Your objective
Write the material out again exactly.
-------- Listed entries
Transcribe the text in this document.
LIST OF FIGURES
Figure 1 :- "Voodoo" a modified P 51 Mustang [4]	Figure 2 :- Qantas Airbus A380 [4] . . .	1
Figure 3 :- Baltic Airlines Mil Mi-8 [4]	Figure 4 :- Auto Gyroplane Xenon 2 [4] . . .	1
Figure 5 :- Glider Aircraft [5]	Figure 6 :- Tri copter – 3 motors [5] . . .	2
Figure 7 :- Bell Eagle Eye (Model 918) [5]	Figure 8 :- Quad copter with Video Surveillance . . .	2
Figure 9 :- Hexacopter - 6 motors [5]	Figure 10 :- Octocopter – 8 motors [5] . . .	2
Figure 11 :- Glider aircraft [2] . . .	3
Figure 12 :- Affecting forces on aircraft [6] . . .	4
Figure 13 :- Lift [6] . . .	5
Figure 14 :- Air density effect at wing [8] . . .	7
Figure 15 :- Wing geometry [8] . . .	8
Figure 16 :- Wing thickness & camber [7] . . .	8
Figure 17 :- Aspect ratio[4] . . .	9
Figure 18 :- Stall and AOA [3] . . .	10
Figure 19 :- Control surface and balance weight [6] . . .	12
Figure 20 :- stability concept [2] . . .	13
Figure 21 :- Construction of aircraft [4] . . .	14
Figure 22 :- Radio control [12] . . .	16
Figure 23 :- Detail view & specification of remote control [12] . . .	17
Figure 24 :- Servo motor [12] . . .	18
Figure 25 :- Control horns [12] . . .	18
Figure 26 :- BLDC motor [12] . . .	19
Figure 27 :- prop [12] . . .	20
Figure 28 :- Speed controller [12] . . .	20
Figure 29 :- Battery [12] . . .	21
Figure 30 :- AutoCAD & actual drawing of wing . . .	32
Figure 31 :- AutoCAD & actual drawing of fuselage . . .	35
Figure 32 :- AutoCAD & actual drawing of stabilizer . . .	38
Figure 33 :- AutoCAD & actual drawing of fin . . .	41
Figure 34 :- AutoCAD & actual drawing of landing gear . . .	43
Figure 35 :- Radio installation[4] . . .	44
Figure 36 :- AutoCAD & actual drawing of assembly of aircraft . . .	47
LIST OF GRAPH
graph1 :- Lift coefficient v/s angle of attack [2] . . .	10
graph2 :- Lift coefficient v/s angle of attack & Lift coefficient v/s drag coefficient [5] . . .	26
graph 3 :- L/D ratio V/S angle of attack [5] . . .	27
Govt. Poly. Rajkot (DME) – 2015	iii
----------------
Right answer
Transcribe the text in this document.
LIST OF FIGURES
Figure 1 :- "Voodoo" a modified P 51 Mustang [4]	Figure 2 :- Qantas Airbus A380 [4] . . .	1
Figure 3 :- Baltic Airlines Mil Mi-8 [4]	Figure 4 :- Auto Gyroplane Xenon 2 [4] . . .	1
Figure 5 :- Glider Aircraft [5]	Figure 6 :- Tri copter – 3 motors [5] . . .	2
Figure 7 :- Bell Eagle Eye (Model 918) [5]	Figure 8 :- Quad copter with Video Surveillance . . .	2
Figure 9 :- Hexacopter - 6 motors [5]	Figure 10 :- Octocopter – 8 motors [5] . . .	2
Figure 11 :- Glider aircraft [2] . . .	3
Figure 12 :- Affecting forces on aircraft [6] . . .	4
Figure 13 :- Lift [6] . . .	5
Figure 14 :- Air density effect at wing [8] . . .	7
Figure 15 :- Wing geometry [8] . . .	8
Figure 16 :- Wing thickness & camber [7] . . .	8
Figure 17 :- Aspect ratio[4] . . .	9
Figure 18 :- Stall and AOA [3] . . .	10
Figure 19 :- Control surface and balance weight [6] . . .	12
Figure 20 :- stability concept [2] . . .	13
Figure 21 :- Construction of aircraft [4] . . .	14
Figure 22 :- Radio control [12] . . .	16
Figure 23 :- Detail view & specification of remote control [12] . . .	17
Figure 24 :- Servo motor [12] . . .	18
Figure 25 :- Control horns [12] . . .	18
Figure 26 :- BLDC motor [12] . . .	19
Figure 27 :- prop [12] . . .	20
Figure 28 :- Speed controller [12] . . .	20
Figure 29 :- Battery [12] . . .	21
Figure 30 :- AutoCAD & actual drawing of wing . . .	32
Figure 31 :- AutoCAD & actual drawing of fuselage . . .	35
Figure 32 :- AutoCAD & actual drawing of stabilizer . . .	38
Figure 33 :- AutoCAD & actual drawing of fin . . .	41
Figure 34 :- AutoCAD & actual drawing of landing gear . . .	43
Figure 35 :- Radio installation[4] . . .	44
Figure 36 :- AutoCAD & actual drawing of assembly of aircraft . . .	47
LIST OF GRAPH
graph1 :- Lift coefficient v/s angle of attack [2] . . .	10
graph2 :- Lift coefficient v/s angle of attack & Lift coefficient v/s drag coefficient [5] . . .	26
graph 3 :- L/D ratio V/S angle of attack [5] . . .	27
Govt. Poly. Rajkot (DME) – 2015	iii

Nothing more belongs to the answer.